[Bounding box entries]

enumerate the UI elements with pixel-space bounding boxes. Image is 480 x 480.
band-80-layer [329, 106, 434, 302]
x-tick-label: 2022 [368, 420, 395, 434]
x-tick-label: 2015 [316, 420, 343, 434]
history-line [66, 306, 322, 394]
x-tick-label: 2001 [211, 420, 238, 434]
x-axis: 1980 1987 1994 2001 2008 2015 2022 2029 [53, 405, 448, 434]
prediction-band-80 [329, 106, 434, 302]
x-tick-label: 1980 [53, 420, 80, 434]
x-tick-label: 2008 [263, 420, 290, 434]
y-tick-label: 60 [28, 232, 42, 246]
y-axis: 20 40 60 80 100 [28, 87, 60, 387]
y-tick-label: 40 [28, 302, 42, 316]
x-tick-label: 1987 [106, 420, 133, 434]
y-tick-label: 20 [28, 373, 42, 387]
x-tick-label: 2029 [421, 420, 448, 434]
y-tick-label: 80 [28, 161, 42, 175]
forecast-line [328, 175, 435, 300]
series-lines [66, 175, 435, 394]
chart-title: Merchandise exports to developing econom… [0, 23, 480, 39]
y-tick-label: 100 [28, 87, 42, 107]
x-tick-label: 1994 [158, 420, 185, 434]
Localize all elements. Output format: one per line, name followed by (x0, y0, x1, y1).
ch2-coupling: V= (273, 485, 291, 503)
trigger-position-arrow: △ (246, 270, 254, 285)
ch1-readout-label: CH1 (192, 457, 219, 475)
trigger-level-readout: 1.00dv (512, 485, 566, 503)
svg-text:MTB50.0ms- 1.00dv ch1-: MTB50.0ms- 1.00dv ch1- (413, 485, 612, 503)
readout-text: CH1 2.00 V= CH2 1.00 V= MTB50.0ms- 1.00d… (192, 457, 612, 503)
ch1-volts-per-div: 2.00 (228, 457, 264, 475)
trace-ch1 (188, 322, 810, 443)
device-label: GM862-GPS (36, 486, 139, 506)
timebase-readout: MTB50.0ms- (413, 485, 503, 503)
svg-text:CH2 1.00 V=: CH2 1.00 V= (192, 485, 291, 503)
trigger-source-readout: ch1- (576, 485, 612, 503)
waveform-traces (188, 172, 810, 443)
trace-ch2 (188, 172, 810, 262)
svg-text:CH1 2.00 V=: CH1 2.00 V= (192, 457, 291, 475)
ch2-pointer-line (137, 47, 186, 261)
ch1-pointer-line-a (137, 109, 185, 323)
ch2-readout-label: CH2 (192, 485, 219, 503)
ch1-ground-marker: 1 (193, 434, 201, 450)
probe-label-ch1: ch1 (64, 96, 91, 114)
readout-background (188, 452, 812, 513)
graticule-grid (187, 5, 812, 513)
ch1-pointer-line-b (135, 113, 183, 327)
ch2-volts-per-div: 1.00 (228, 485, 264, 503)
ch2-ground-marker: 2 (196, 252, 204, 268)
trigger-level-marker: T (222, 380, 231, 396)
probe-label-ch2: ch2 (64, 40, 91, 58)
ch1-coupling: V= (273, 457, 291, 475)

- **Brief**: Write out every line of the items above again, unchanged and in the same order.

- **Solution**:
enumerate the UI elements with pixel-space bounding boxes. Image is 480 x 480.
band-80-layer [329, 106, 434, 302]
x-tick-label: 2022 [368, 420, 395, 434]
x-tick-label: 2015 [316, 420, 343, 434]
history-line [66, 306, 322, 394]
x-tick-label: 2001 [211, 420, 238, 434]
x-axis: 1980 1987 1994 2001 2008 2015 2022 2029 [53, 405, 448, 434]
prediction-band-80 [329, 106, 434, 302]
x-tick-label: 1980 [53, 420, 80, 434]
x-tick-label: 2008 [263, 420, 290, 434]
y-tick-label: 60 [28, 232, 42, 246]
y-axis: 20 40 60 80 100 [28, 87, 60, 387]
y-tick-label: 40 [28, 302, 42, 316]
x-tick-label: 1987 [106, 420, 133, 434]
y-tick-label: 20 [28, 373, 42, 387]
x-tick-label: 2029 [421, 420, 448, 434]
y-tick-label: 80 [28, 161, 42, 175]
forecast-line [328, 175, 435, 300]
series-lines [66, 175, 435, 394]
chart-title: Merchandise exports to developing econom… [0, 23, 480, 39]
y-tick-label: 100 [28, 87, 42, 107]
x-tick-label: 1994 [158, 420, 185, 434]
Localize all elements. Output format: one per line, name followed by (x0, y0, x1, y1).
ch2-coupling: V= (273, 485, 291, 503)
trigger-position-arrow: △ (246, 270, 254, 285)
ch1-readout-label: CH1 (192, 457, 219, 475)
trigger-level-readout: 1.00dv (512, 485, 566, 503)
svg-text:MTB50.0ms- 1.00dv ch1-: MTB50.0ms- 1.00dv ch1- (413, 485, 612, 503)
readout-text: CH1 2.00 V= CH2 1.00 V= MTB50.0ms- 1.00d… (192, 457, 612, 503)
ch1-volts-per-div: 2.00 (228, 457, 264, 475)
trace-ch1 (188, 322, 810, 443)
device-label: GM862-GPS (36, 486, 139, 506)
timebase-readout: MTB50.0ms- (413, 485, 503, 503)
svg-text:CH2 1.00 V=: CH2 1.00 V= (192, 485, 291, 503)
trigger-source-readout: ch1- (576, 485, 612, 503)
waveform-traces (188, 172, 810, 443)
trace-ch2 (188, 172, 810, 262)
svg-text:CH1 2.00 V=: CH1 2.00 V= (192, 457, 291, 475)
ch2-pointer-line (137, 47, 186, 261)
ch1-pointer-line-a (137, 109, 185, 323)
ch2-readout-label: CH2 (192, 485, 219, 503)
ch1-ground-marker: 1 (193, 434, 201, 450)
probe-label-ch1: ch1 (64, 96, 91, 114)
readout-background (188, 452, 812, 513)
graticule-grid (187, 5, 812, 513)
ch1-pointer-line-b (135, 113, 183, 327)
ch2-volts-per-div: 1.00 (228, 485, 264, 503)
ch2-ground-marker: 2 (196, 252, 204, 268)
trigger-level-marker: T (222, 380, 231, 396)
probe-label-ch2: ch2 (64, 40, 91, 58)
ch1-coupling: V= (273, 457, 291, 475)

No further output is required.